>> Start

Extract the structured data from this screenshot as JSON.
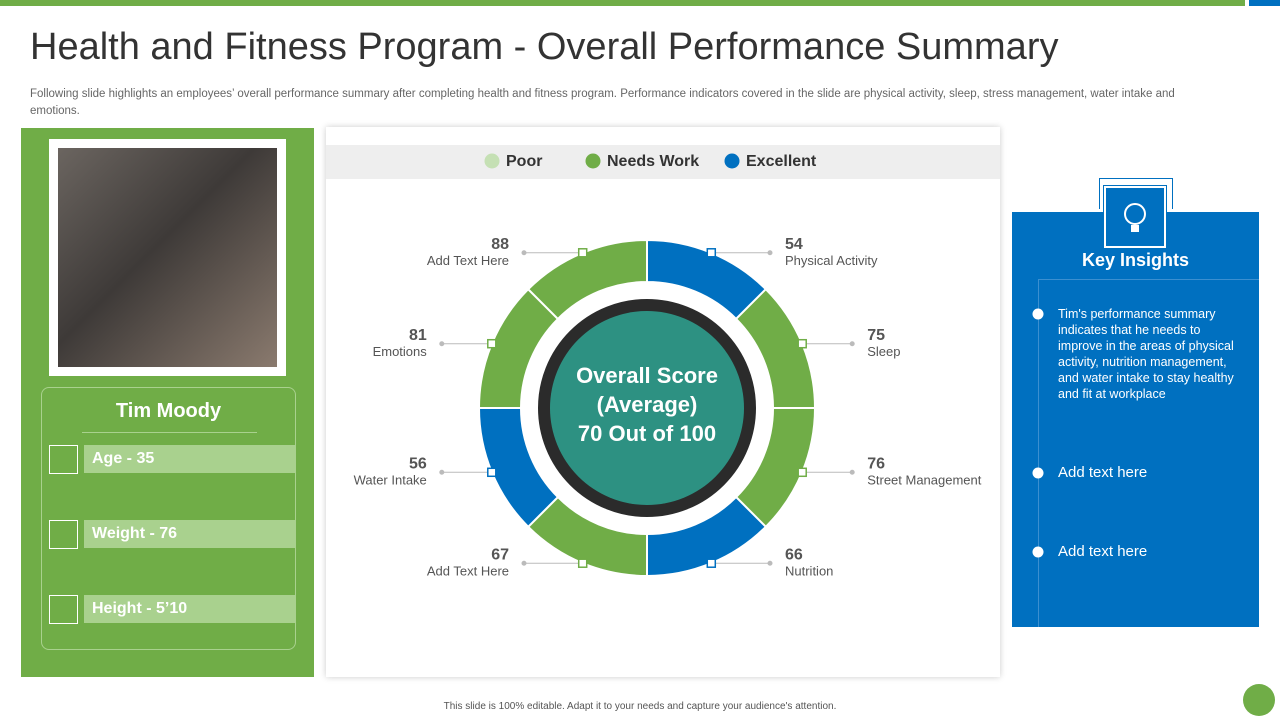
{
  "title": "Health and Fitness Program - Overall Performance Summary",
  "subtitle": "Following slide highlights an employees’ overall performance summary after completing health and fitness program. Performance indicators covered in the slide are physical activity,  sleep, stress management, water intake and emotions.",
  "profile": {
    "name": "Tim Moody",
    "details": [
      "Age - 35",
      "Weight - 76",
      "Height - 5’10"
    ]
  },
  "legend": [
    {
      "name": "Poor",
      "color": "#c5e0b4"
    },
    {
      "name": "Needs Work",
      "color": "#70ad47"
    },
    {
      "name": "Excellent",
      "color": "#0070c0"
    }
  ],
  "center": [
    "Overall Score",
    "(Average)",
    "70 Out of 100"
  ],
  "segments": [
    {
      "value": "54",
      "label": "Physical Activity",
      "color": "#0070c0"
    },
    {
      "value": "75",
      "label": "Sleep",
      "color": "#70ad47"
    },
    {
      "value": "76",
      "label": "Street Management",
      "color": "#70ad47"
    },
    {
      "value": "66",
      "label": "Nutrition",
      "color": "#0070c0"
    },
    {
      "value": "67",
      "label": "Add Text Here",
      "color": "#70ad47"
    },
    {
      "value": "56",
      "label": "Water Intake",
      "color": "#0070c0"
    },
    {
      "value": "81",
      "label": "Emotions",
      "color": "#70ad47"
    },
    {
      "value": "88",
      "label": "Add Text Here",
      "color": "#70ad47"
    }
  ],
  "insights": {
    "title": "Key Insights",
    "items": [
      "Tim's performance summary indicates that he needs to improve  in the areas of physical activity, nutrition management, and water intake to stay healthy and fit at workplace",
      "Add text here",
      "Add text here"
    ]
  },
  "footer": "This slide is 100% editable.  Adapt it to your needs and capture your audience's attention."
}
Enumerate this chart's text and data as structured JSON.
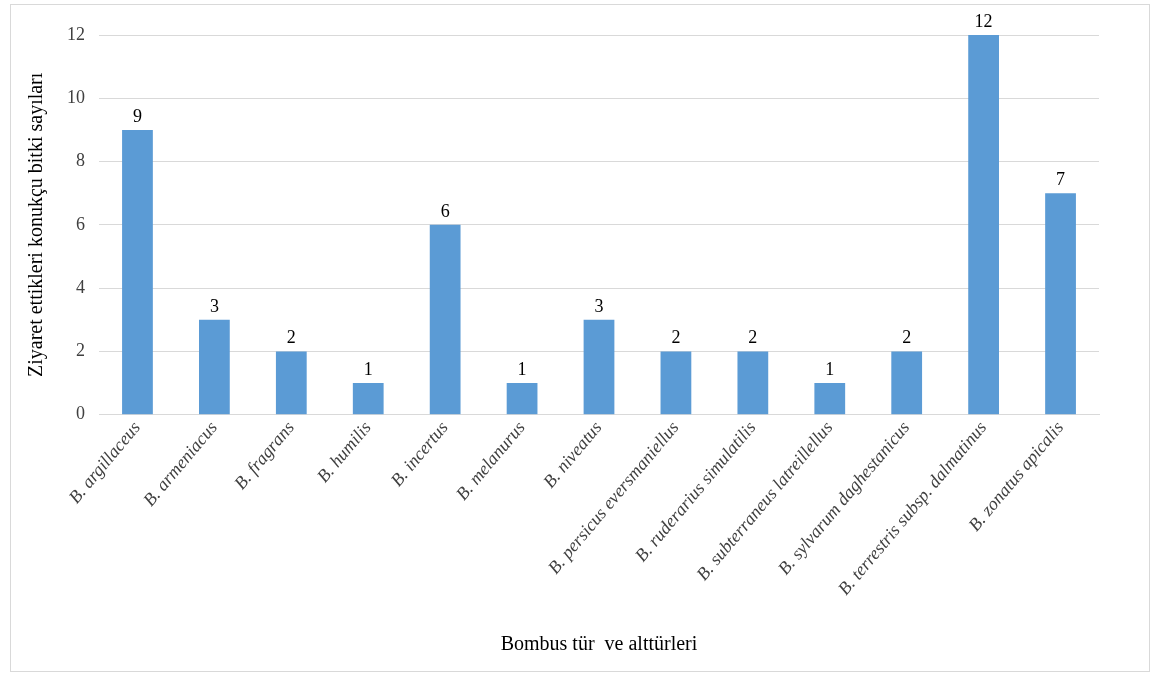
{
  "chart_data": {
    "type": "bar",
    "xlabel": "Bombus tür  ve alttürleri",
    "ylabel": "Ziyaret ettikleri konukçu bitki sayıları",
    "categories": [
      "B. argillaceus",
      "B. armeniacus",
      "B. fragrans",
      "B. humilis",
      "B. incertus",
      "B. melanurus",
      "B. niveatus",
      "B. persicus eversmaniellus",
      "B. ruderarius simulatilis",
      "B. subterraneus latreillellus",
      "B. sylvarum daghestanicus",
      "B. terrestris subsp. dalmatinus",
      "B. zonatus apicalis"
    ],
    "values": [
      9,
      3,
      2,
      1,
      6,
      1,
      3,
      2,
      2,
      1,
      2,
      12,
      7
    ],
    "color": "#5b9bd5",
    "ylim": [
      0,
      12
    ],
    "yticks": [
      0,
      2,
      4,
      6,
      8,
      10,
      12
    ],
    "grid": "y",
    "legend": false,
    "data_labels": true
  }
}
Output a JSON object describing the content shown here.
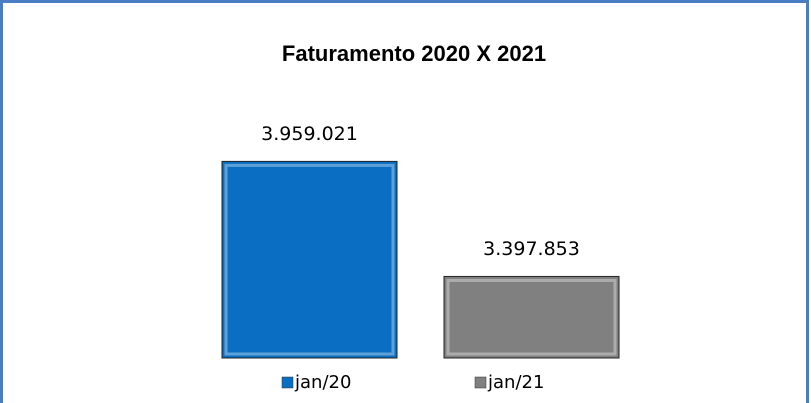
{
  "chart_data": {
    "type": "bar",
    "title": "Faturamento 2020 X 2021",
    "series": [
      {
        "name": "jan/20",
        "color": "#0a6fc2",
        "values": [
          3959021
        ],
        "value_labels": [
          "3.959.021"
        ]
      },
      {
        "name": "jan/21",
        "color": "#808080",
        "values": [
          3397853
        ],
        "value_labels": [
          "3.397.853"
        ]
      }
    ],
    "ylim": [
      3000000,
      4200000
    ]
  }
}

>> End

> [Written request] Print the entries above exactly, taking out only the pictures.

> [Task solution]
Extract the structured data from this screenshot as JSON.
{
  "title": "Health and Fitness Program - Overall Performance Summary",
  "subtitle": "Following slide highlights an employees’ overall performance summary after completing health and fitness program. Performance indicators covered in the slide are physical activity,  sleep, stress management, water intake and emotions.",
  "profile": {
    "name": "Tim Moody",
    "details": [
      "Age - 35",
      "Weight - 76",
      "Height - 5’10"
    ]
  },
  "legend": [
    {
      "name": "Poor",
      "color": "#c5e0b4"
    },
    {
      "name": "Needs Work",
      "color": "#70ad47"
    },
    {
      "name": "Excellent",
      "color": "#0070c0"
    }
  ],
  "center": [
    "Overall Score",
    "(Average)",
    "70 Out of 100"
  ],
  "segments": [
    {
      "value": "54",
      "label": "Physical Activity",
      "color": "#0070c0"
    },
    {
      "value": "75",
      "label": "Sleep",
      "color": "#70ad47"
    },
    {
      "value": "76",
      "label": "Street Management",
      "color": "#70ad47"
    },
    {
      "value": "66",
      "label": "Nutrition",
      "color": "#0070c0"
    },
    {
      "value": "67",
      "label": "Add Text Here",
      "color": "#70ad47"
    },
    {
      "value": "56",
      "label": "Water Intake",
      "color": "#0070c0"
    },
    {
      "value": "81",
      "label": "Emotions",
      "color": "#70ad47"
    },
    {
      "value": "88",
      "label": "Add Text Here",
      "color": "#70ad47"
    }
  ],
  "insights": {
    "title": "Key Insights",
    "items": [
      "Tim's performance summary indicates that he needs to improve  in the areas of physical activity, nutrition management, and water intake to stay healthy and fit at workplace",
      "Add text here",
      "Add text here"
    ]
  },
  "footer": "This slide is 100% editable.  Adapt it to your needs and capture your audience's attention."
}
Enumerate this chart's text and data as structured JSON.
{
  "chart_data": {
    "type": "bar",
    "xlabel": "Bombus tür  ve alttürleri",
    "ylabel": "Ziyaret ettikleri konukçu bitki sayıları",
    "categories": [
      "B. argillaceus",
      "B. armeniacus",
      "B. fragrans",
      "B. humilis",
      "B. incertus",
      "B. melanurus",
      "B. niveatus",
      "B. persicus eversmaniellus",
      "B. ruderarius simulatilis",
      "B. subterraneus latreillellus",
      "B. sylvarum daghestanicus",
      "B. terrestris subsp. dalmatinus",
      "B. zonatus apicalis"
    ],
    "values": [
      9,
      3,
      2,
      1,
      6,
      1,
      3,
      2,
      2,
      1,
      2,
      12,
      7
    ],
    "color": "#5b9bd5",
    "ylim": [
      0,
      12
    ],
    "yticks": [
      0,
      2,
      4,
      6,
      8,
      10,
      12
    ],
    "grid": "y",
    "legend": false,
    "data_labels": true
  }
}
Output a JSON object describing the content shown here.
{
  "chart_data": {
    "type": "bar",
    "title": "Faturamento 2020 X 2021",
    "series": [
      {
        "name": "jan/20",
        "color": "#0a6fc2",
        "values": [
          3959021
        ],
        "value_labels": [
          "3.959.021"
        ]
      },
      {
        "name": "jan/21",
        "color": "#808080",
        "values": [
          3397853
        ],
        "value_labels": [
          "3.397.853"
        ]
      }
    ],
    "ylim": [
      3000000,
      4200000
    ]
  }
}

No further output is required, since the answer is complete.